Exercise directions:
Find each line in the following listing that has the string "JSON", then state the count and nothing else.
+++
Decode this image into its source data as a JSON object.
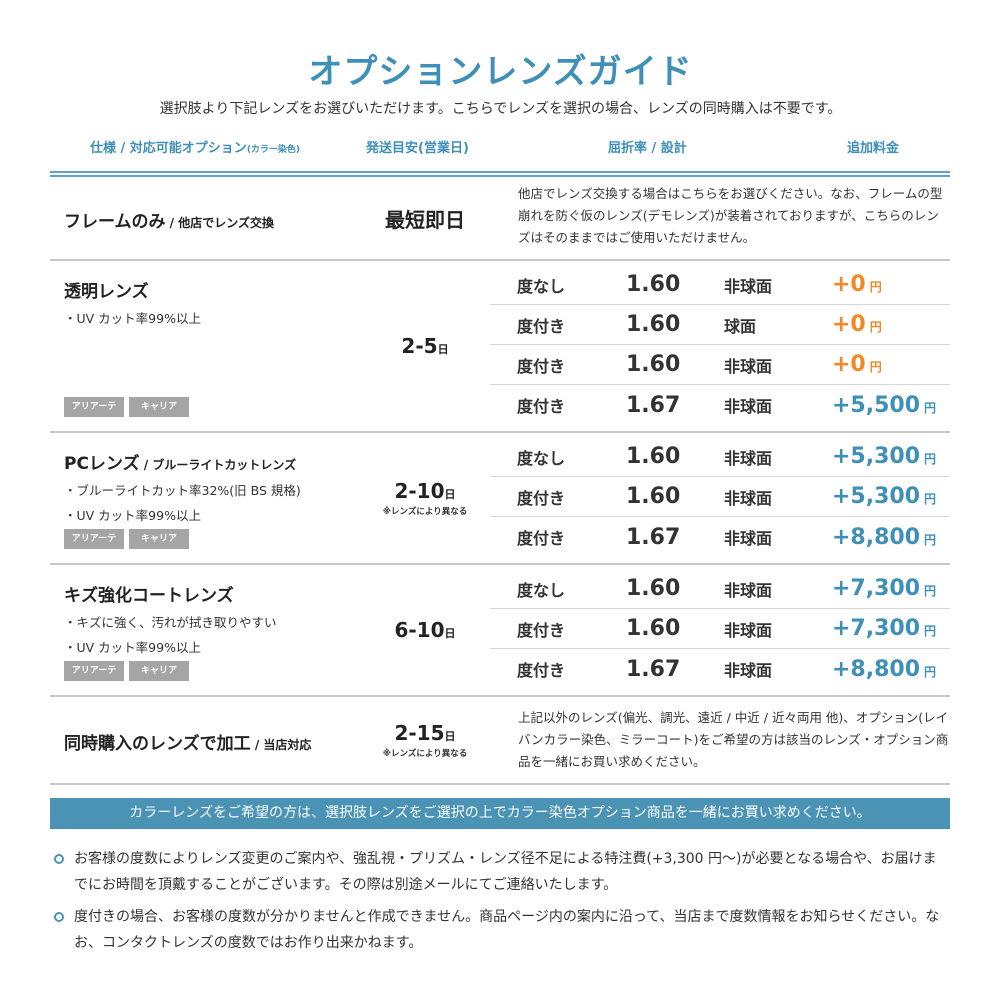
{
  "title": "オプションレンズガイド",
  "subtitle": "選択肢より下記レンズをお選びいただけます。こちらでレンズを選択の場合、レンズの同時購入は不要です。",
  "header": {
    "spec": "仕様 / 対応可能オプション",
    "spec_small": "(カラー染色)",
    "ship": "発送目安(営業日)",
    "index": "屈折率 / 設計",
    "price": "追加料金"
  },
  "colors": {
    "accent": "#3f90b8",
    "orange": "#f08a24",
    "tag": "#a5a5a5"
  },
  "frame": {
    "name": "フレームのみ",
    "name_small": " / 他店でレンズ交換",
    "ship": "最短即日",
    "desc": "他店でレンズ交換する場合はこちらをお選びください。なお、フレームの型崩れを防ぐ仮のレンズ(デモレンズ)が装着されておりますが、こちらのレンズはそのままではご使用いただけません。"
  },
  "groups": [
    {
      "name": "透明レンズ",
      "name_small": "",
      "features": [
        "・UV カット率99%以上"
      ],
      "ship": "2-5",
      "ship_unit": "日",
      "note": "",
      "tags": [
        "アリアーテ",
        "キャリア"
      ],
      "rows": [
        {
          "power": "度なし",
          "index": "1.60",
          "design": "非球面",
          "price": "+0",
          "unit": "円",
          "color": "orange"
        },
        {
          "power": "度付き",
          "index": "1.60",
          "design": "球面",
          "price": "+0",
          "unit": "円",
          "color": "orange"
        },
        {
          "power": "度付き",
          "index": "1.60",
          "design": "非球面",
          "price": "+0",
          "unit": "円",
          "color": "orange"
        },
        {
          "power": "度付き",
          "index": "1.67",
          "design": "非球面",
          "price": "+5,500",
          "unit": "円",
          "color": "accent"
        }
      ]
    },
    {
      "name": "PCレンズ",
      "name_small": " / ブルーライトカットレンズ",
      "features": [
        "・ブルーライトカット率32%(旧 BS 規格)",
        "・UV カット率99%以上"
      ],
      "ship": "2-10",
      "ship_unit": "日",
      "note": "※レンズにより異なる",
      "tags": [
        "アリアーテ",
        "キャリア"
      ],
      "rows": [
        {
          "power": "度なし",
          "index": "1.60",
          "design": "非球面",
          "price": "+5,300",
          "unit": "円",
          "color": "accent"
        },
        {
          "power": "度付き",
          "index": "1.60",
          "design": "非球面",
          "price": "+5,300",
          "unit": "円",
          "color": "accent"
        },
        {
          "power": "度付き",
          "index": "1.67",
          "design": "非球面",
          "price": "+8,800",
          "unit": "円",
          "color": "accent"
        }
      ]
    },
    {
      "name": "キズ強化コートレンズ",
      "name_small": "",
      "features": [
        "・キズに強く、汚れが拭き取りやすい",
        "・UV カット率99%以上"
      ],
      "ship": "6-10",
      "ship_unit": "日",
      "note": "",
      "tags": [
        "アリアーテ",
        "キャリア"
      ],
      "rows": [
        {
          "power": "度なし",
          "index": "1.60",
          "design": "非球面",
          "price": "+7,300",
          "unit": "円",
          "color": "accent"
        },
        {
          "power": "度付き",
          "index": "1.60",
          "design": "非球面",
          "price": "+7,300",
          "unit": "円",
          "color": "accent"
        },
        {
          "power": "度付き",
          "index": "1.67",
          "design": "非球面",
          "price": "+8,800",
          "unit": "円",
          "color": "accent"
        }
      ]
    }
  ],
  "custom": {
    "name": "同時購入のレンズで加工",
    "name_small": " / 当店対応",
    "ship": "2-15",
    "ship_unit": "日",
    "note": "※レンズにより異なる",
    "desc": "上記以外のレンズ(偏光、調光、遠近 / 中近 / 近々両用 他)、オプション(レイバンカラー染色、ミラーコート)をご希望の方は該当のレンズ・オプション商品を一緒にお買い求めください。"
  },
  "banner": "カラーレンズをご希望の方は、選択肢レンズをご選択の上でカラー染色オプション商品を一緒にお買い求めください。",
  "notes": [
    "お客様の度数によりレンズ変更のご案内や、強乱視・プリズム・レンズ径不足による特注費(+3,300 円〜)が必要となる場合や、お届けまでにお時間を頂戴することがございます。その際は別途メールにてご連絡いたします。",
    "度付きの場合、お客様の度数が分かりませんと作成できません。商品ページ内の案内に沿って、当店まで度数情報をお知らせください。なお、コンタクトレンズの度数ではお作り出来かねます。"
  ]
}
+++
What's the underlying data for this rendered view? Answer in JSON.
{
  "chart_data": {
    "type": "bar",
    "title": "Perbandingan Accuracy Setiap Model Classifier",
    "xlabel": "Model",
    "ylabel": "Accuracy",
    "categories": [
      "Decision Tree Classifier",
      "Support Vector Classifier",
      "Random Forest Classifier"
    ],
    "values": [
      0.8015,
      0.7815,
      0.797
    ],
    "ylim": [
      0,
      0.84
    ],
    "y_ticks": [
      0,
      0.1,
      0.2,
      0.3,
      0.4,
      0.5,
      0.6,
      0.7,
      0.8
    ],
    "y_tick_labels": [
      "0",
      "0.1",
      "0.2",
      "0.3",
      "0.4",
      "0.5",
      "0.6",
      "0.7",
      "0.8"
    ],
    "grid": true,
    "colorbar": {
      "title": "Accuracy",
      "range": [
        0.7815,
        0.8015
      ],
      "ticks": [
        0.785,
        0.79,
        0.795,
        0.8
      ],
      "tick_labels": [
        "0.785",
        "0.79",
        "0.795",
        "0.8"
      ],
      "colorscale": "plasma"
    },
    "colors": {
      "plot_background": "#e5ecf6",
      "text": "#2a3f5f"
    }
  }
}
+++
Output of the exercise:
2